# Exercise objective
Make an exact copy of the entries, and keep any pictures out of it.
— START OF Record extracts —
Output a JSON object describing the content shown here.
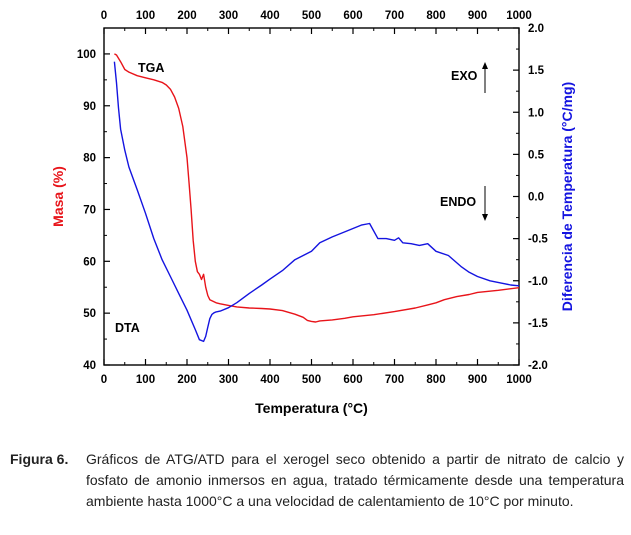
{
  "chart_data": {
    "type": "line",
    "x_axis": {
      "label": "Temperatura (°C)",
      "range": [
        0,
        1000
      ],
      "ticks": [
        "0",
        "100",
        "200",
        "300",
        "400",
        "500",
        "600",
        "700",
        "800",
        "900",
        "1000"
      ]
    },
    "y_left": {
      "label": "Masa (%)",
      "range": [
        40,
        105
      ],
      "ticks": [
        "40",
        "50",
        "60",
        "70",
        "80",
        "90",
        "100"
      ],
      "color": "#e8141a"
    },
    "y_right": {
      "label": "Diferencia de Temperatura (°C/mg)",
      "range": [
        -2.0,
        2.0
      ],
      "ticks": [
        "-2.0",
        "-1.5",
        "-1.0",
        "-0.5",
        "0.0",
        "0.5",
        "1.0",
        "1.5",
        "2.0"
      ],
      "color": "#1414e0"
    },
    "series": [
      {
        "name": "TGA",
        "axis": "left",
        "color": "#e8141a",
        "x": [
          25,
          30,
          40,
          50,
          60,
          80,
          100,
          120,
          140,
          150,
          160,
          170,
          180,
          190,
          200,
          205,
          210,
          215,
          220,
          225,
          230,
          235,
          240,
          245,
          250,
          255,
          260,
          270,
          280,
          300,
          320,
          350,
          380,
          400,
          430,
          460,
          480,
          490,
          500,
          510,
          520,
          550,
          580,
          600,
          650,
          700,
          750,
          780,
          800,
          820,
          850,
          880,
          900,
          950,
          1000
        ],
        "y": [
          100,
          99.8,
          98.5,
          97,
          96.5,
          95.8,
          95.4,
          95,
          94.5,
          94,
          93.2,
          91.7,
          89.5,
          86,
          80,
          75,
          70,
          64,
          60,
          58,
          57.5,
          56.5,
          57.5,
          55,
          53.4,
          52.6,
          52.4,
          52,
          51.8,
          51.5,
          51.2,
          51,
          50.9,
          50.8,
          50.5,
          49.8,
          49.2,
          48.6,
          48.4,
          48.3,
          48.5,
          48.7,
          49,
          49.3,
          49.7,
          50.3,
          51,
          51.6,
          52,
          52.6,
          53.2,
          53.6,
          54,
          54.4,
          54.9
        ]
      },
      {
        "name": "DTA",
        "axis": "right",
        "color": "#1414e0",
        "x": [
          25,
          30,
          35,
          40,
          50,
          60,
          80,
          100,
          120,
          140,
          160,
          180,
          200,
          220,
          230,
          240,
          245,
          250,
          255,
          260,
          265,
          270,
          280,
          300,
          320,
          350,
          380,
          400,
          430,
          460,
          480,
          500,
          520,
          550,
          580,
          600,
          620,
          640,
          660,
          680,
          700,
          710,
          720,
          740,
          760,
          780,
          800,
          830,
          860,
          880,
          900,
          930,
          960,
          980,
          1000
        ],
        "y": [
          1.6,
          1.35,
          1.05,
          0.8,
          0.55,
          0.35,
          0.08,
          -0.2,
          -0.5,
          -0.75,
          -0.95,
          -1.15,
          -1.35,
          -1.58,
          -1.7,
          -1.72,
          -1.66,
          -1.55,
          -1.45,
          -1.4,
          -1.38,
          -1.37,
          -1.36,
          -1.32,
          -1.26,
          -1.15,
          -1.05,
          -0.98,
          -0.88,
          -0.75,
          -0.7,
          -0.65,
          -0.55,
          -0.48,
          -0.42,
          -0.38,
          -0.34,
          -0.32,
          -0.5,
          -0.5,
          -0.52,
          -0.49,
          -0.55,
          -0.56,
          -0.58,
          -0.56,
          -0.65,
          -0.7,
          -0.83,
          -0.9,
          -0.95,
          -1.0,
          -1.03,
          -1.05,
          -1.06
        ]
      }
    ],
    "annotations": {
      "tga_label": "TGA",
      "dta_label": "DTA",
      "exo": "EXO",
      "endo": "ENDO"
    },
    "grid": false,
    "legend": "none"
  },
  "caption": {
    "label": "Figura 6.",
    "text": "Gráficos de ATG/ATD para el xerogel seco obtenido a partir de nitrato de calcio y fosfato de amonio inmersos en agua, tratado térmicamente desde una temperatura ambiente hasta 1000°C a una velocidad de calentamiento de 10°C por minuto."
  }
}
— END OF Record extracts —
# Worked answer
Output a JSON object describing the content shown here.
{
  "chart_data": {
    "type": "line",
    "x_axis": {
      "label": "Temperatura (°C)",
      "range": [
        0,
        1000
      ],
      "ticks": [
        "0",
        "100",
        "200",
        "300",
        "400",
        "500",
        "600",
        "700",
        "800",
        "900",
        "1000"
      ]
    },
    "y_left": {
      "label": "Masa (%)",
      "range": [
        40,
        105
      ],
      "ticks": [
        "40",
        "50",
        "60",
        "70",
        "80",
        "90",
        "100"
      ],
      "color": "#e8141a"
    },
    "y_right": {
      "label": "Diferencia de Temperatura (°C/mg)",
      "range": [
        -2.0,
        2.0
      ],
      "ticks": [
        "-2.0",
        "-1.5",
        "-1.0",
        "-0.5",
        "0.0",
        "0.5",
        "1.0",
        "1.5",
        "2.0"
      ],
      "color": "#1414e0"
    },
    "series": [
      {
        "name": "TGA",
        "axis": "left",
        "color": "#e8141a",
        "x": [
          25,
          30,
          40,
          50,
          60,
          80,
          100,
          120,
          140,
          150,
          160,
          170,
          180,
          190,
          200,
          205,
          210,
          215,
          220,
          225,
          230,
          235,
          240,
          245,
          250,
          255,
          260,
          270,
          280,
          300,
          320,
          350,
          380,
          400,
          430,
          460,
          480,
          490,
          500,
          510,
          520,
          550,
          580,
          600,
          650,
          700,
          750,
          780,
          800,
          820,
          850,
          880,
          900,
          950,
          1000
        ],
        "y": [
          100,
          99.8,
          98.5,
          97,
          96.5,
          95.8,
          95.4,
          95,
          94.5,
          94,
          93.2,
          91.7,
          89.5,
          86,
          80,
          75,
          70,
          64,
          60,
          58,
          57.5,
          56.5,
          57.5,
          55,
          53.4,
          52.6,
          52.4,
          52,
          51.8,
          51.5,
          51.2,
          51,
          50.9,
          50.8,
          50.5,
          49.8,
          49.2,
          48.6,
          48.4,
          48.3,
          48.5,
          48.7,
          49,
          49.3,
          49.7,
          50.3,
          51,
          51.6,
          52,
          52.6,
          53.2,
          53.6,
          54,
          54.4,
          54.9
        ]
      },
      {
        "name": "DTA",
        "axis": "right",
        "color": "#1414e0",
        "x": [
          25,
          30,
          35,
          40,
          50,
          60,
          80,
          100,
          120,
          140,
          160,
          180,
          200,
          220,
          230,
          240,
          245,
          250,
          255,
          260,
          265,
          270,
          280,
          300,
          320,
          350,
          380,
          400,
          430,
          460,
          480,
          500,
          520,
          550,
          580,
          600,
          620,
          640,
          660,
          680,
          700,
          710,
          720,
          740,
          760,
          780,
          800,
          830,
          860,
          880,
          900,
          930,
          960,
          980,
          1000
        ],
        "y": [
          1.6,
          1.35,
          1.05,
          0.8,
          0.55,
          0.35,
          0.08,
          -0.2,
          -0.5,
          -0.75,
          -0.95,
          -1.15,
          -1.35,
          -1.58,
          -1.7,
          -1.72,
          -1.66,
          -1.55,
          -1.45,
          -1.4,
          -1.38,
          -1.37,
          -1.36,
          -1.32,
          -1.26,
          -1.15,
          -1.05,
          -0.98,
          -0.88,
          -0.75,
          -0.7,
          -0.65,
          -0.55,
          -0.48,
          -0.42,
          -0.38,
          -0.34,
          -0.32,
          -0.5,
          -0.5,
          -0.52,
          -0.49,
          -0.55,
          -0.56,
          -0.58,
          -0.56,
          -0.65,
          -0.7,
          -0.83,
          -0.9,
          -0.95,
          -1.0,
          -1.03,
          -1.05,
          -1.06
        ]
      }
    ],
    "annotations": {
      "tga_label": "TGA",
      "dta_label": "DTA",
      "exo": "EXO",
      "endo": "ENDO"
    },
    "grid": false,
    "legend": "none"
  },
  "caption": {
    "label": "Figura 6.",
    "text": "Gráficos de ATG/ATD para el xerogel seco obtenido a partir de nitrato de calcio y fosfato de amonio inmersos en agua, tratado térmicamente desde una temperatura ambiente hasta 1000°C a una velocidad de calentamiento de 10°C por minuto."
  }
}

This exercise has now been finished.